Determine which lines of the records include the word "ยศพล", and copy them.

[START OF Supplied records]

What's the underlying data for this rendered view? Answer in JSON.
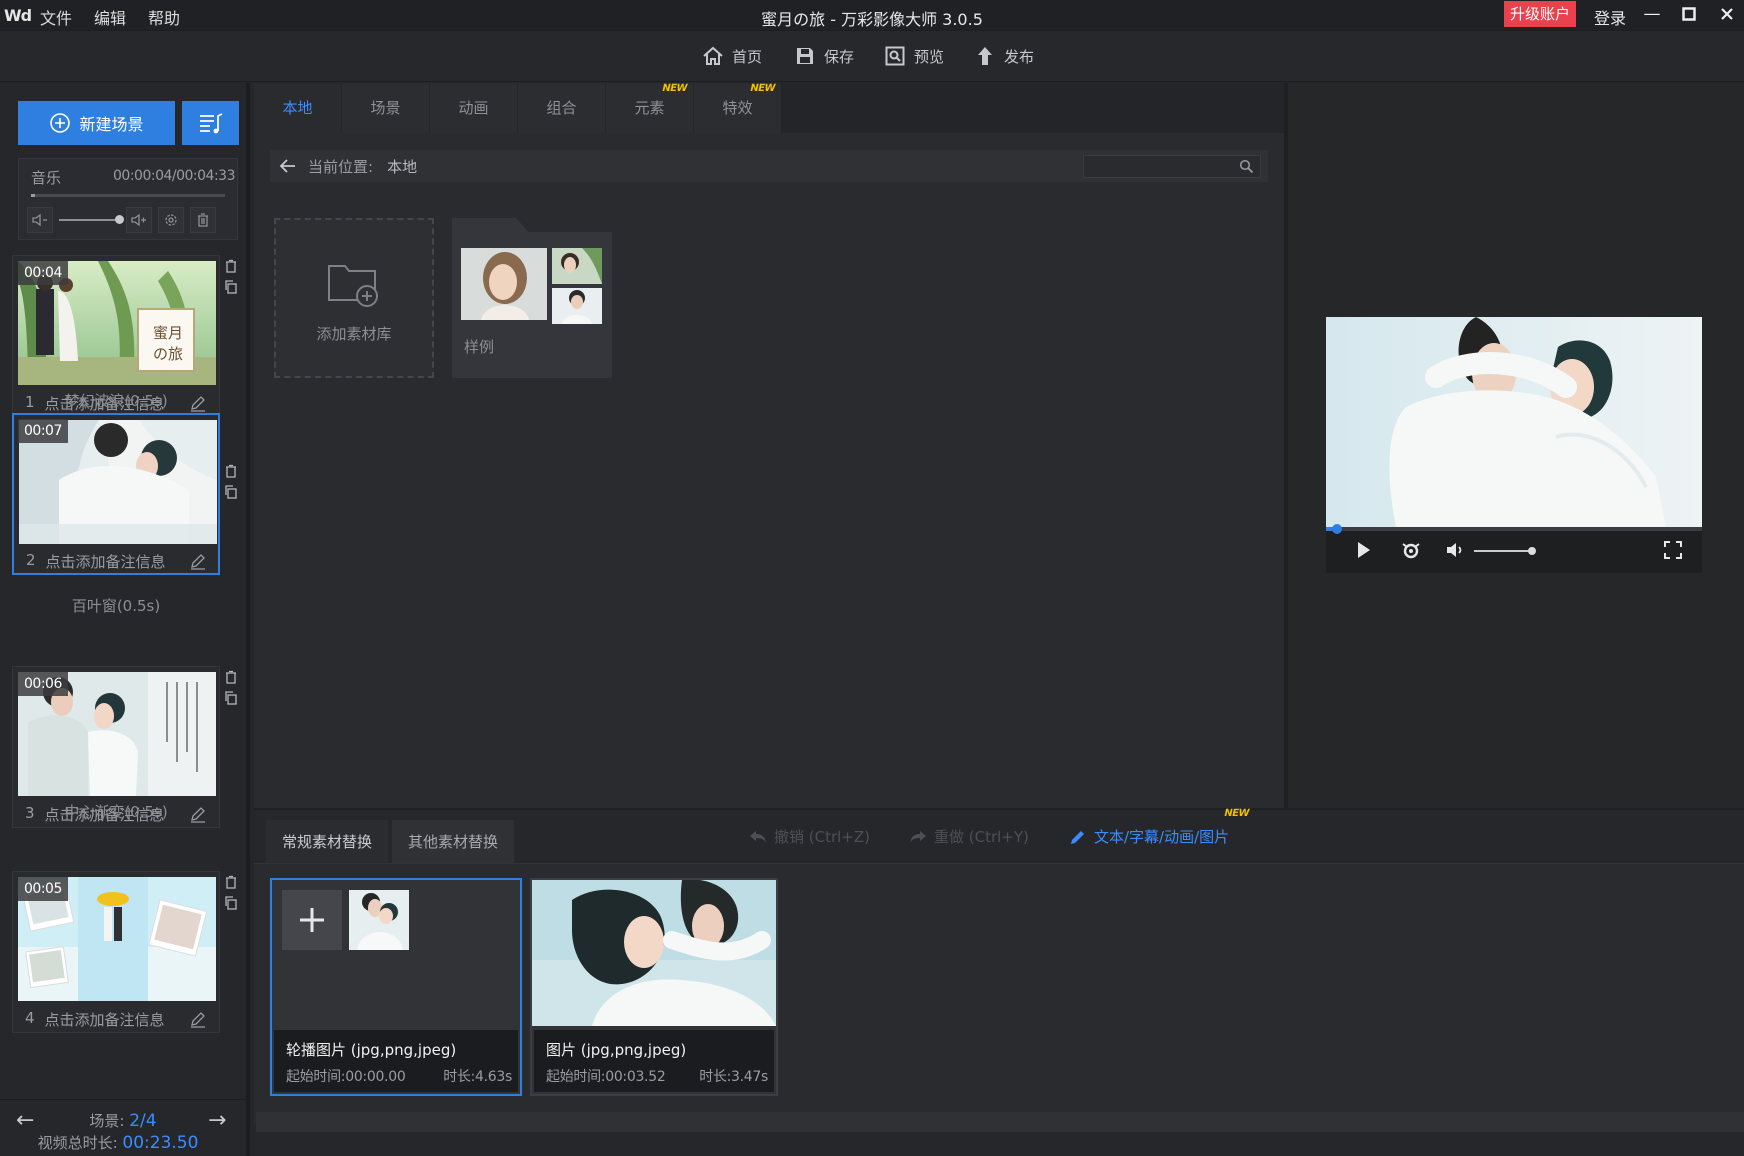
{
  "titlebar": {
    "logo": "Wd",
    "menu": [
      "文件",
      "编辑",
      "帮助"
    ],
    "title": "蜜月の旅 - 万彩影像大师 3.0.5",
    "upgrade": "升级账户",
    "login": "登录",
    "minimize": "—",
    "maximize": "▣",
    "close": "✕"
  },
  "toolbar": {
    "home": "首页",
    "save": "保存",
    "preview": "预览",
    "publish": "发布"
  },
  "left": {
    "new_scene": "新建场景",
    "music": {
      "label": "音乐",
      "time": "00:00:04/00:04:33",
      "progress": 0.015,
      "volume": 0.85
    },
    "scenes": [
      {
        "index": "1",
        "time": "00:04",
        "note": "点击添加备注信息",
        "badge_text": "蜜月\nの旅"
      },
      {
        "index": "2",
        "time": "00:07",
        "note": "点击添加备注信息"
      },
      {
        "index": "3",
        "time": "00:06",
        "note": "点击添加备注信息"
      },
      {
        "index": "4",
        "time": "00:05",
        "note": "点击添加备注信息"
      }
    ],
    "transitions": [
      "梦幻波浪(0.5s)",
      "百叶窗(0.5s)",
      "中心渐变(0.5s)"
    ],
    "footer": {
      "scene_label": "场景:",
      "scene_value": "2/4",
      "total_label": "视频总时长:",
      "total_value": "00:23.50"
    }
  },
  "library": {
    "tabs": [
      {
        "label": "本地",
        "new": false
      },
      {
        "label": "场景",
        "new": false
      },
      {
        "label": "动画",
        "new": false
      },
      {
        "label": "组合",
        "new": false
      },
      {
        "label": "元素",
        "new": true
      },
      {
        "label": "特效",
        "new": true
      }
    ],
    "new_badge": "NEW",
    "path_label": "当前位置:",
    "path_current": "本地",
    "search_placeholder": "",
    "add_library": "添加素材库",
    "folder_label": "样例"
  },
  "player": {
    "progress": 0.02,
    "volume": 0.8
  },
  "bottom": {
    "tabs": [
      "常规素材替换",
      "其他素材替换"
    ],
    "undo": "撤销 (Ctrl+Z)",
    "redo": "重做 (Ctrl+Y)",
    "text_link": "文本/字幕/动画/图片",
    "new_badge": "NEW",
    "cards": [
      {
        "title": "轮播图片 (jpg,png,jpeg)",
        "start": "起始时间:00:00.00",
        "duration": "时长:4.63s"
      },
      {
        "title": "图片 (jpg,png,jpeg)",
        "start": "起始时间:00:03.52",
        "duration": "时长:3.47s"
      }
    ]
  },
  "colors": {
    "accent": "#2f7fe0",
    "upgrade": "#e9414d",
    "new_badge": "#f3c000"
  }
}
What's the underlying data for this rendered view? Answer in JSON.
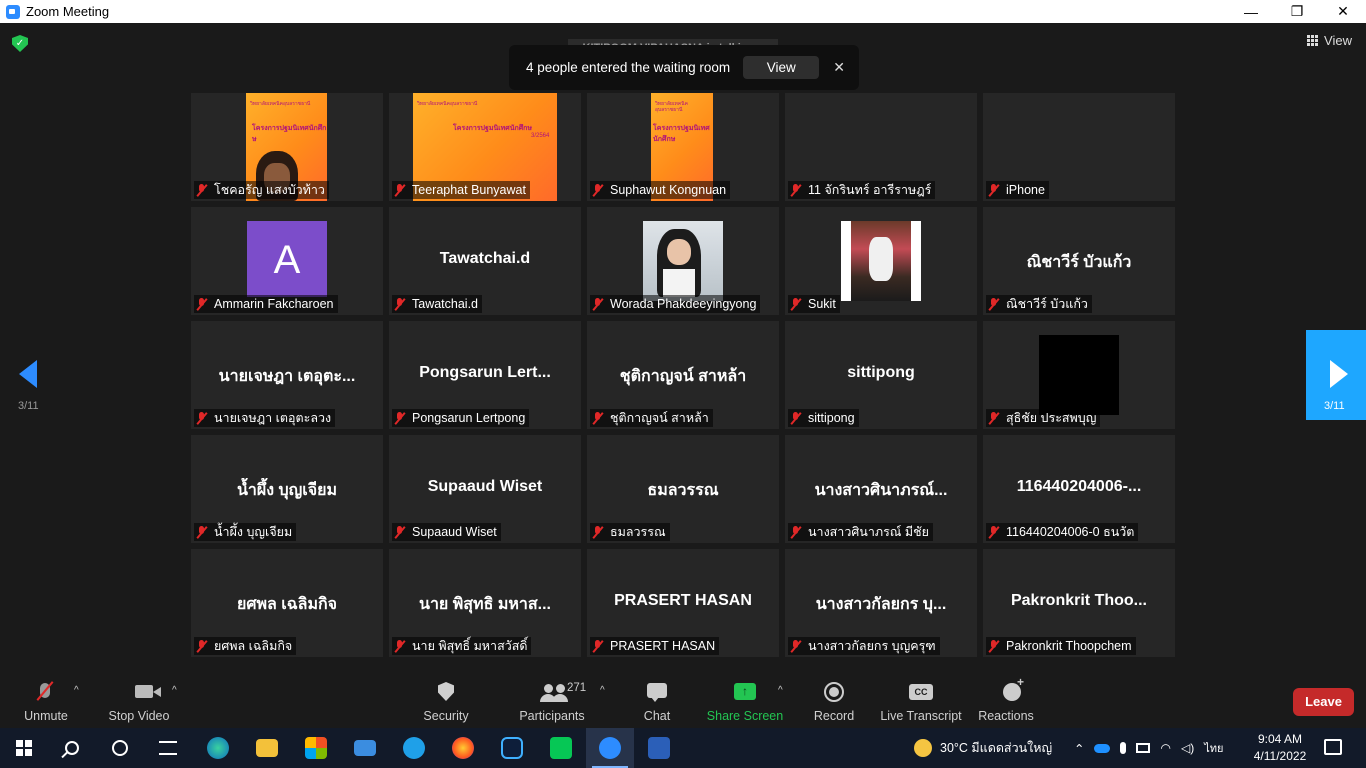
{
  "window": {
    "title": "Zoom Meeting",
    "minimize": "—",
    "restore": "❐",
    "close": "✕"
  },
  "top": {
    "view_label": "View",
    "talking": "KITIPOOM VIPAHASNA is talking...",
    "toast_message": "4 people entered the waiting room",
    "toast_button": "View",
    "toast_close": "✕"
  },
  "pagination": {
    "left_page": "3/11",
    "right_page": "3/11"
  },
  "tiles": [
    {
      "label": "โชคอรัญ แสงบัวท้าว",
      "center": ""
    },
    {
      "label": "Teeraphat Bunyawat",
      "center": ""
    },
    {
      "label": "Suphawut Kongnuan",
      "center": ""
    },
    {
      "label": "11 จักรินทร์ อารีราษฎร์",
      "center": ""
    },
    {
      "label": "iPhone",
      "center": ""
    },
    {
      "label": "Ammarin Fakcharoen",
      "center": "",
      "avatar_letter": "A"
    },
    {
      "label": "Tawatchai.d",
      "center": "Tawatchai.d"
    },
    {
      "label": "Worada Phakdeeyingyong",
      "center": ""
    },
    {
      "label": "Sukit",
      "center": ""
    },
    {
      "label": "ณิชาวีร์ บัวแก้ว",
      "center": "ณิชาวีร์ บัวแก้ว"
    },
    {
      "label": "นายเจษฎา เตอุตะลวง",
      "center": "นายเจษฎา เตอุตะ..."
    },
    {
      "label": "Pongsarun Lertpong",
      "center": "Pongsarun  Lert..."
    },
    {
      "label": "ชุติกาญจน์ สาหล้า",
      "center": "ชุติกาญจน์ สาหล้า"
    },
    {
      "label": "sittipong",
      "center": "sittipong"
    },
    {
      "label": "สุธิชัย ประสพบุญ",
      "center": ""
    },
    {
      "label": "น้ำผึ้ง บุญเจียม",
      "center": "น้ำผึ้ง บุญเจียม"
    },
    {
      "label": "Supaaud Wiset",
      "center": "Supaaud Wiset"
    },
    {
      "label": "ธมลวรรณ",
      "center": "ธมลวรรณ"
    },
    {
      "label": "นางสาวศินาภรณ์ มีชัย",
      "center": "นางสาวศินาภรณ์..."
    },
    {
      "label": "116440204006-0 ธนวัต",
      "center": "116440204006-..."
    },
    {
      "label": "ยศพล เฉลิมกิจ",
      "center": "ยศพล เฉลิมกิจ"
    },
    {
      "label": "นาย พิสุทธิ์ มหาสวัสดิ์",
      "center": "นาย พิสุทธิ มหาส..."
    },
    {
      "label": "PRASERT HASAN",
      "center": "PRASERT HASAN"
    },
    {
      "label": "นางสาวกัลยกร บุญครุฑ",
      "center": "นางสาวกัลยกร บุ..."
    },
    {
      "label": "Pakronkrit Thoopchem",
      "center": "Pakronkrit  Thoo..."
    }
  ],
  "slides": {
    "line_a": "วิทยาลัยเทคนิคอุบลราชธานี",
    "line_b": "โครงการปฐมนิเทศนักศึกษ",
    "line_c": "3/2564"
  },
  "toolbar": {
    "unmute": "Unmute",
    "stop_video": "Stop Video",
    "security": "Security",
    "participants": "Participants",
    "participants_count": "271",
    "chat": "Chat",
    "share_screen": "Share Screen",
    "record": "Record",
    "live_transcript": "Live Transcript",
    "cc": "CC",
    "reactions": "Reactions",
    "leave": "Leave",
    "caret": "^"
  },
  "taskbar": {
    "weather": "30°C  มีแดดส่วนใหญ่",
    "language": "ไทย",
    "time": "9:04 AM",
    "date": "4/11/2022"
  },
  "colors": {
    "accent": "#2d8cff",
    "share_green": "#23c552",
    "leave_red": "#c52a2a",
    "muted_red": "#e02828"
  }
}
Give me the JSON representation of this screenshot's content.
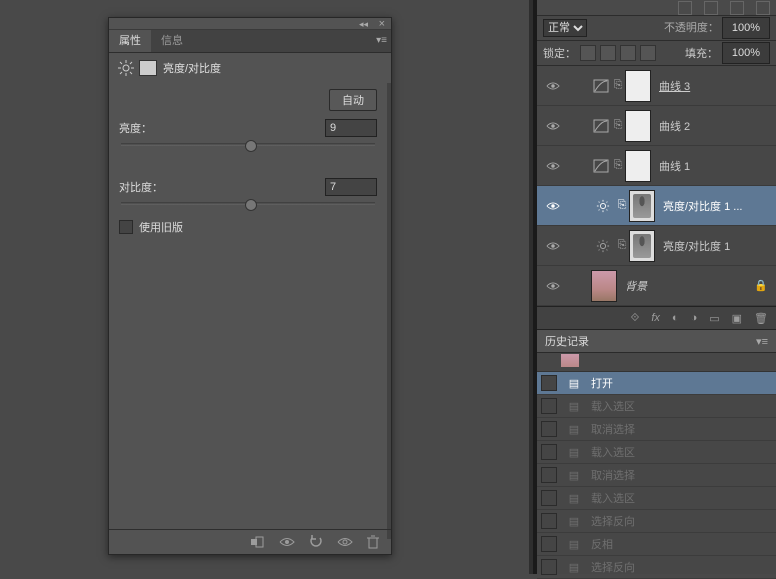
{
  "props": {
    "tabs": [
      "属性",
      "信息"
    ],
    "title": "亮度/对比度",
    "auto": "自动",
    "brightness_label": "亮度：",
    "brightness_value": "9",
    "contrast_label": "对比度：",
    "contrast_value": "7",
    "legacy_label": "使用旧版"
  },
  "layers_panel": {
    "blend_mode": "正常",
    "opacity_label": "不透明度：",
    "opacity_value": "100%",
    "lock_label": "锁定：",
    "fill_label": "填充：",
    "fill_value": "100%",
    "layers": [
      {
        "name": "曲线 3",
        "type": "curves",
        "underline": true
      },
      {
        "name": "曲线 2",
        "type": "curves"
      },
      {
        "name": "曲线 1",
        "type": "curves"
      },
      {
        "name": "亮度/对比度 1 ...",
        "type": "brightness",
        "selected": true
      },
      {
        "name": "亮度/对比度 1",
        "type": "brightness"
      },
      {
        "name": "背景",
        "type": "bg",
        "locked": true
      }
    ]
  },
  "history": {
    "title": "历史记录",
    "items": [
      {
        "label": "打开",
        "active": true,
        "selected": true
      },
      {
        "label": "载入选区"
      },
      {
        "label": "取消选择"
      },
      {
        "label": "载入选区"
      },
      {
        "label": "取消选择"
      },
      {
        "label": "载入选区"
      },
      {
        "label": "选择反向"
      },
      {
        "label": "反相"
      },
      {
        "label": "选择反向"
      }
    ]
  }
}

[END OF Supplied records]

Answer in full —
      "label": "ยศพล เฉลิมกิจ",
      "center": "ยศพล เฉลิมกิจ"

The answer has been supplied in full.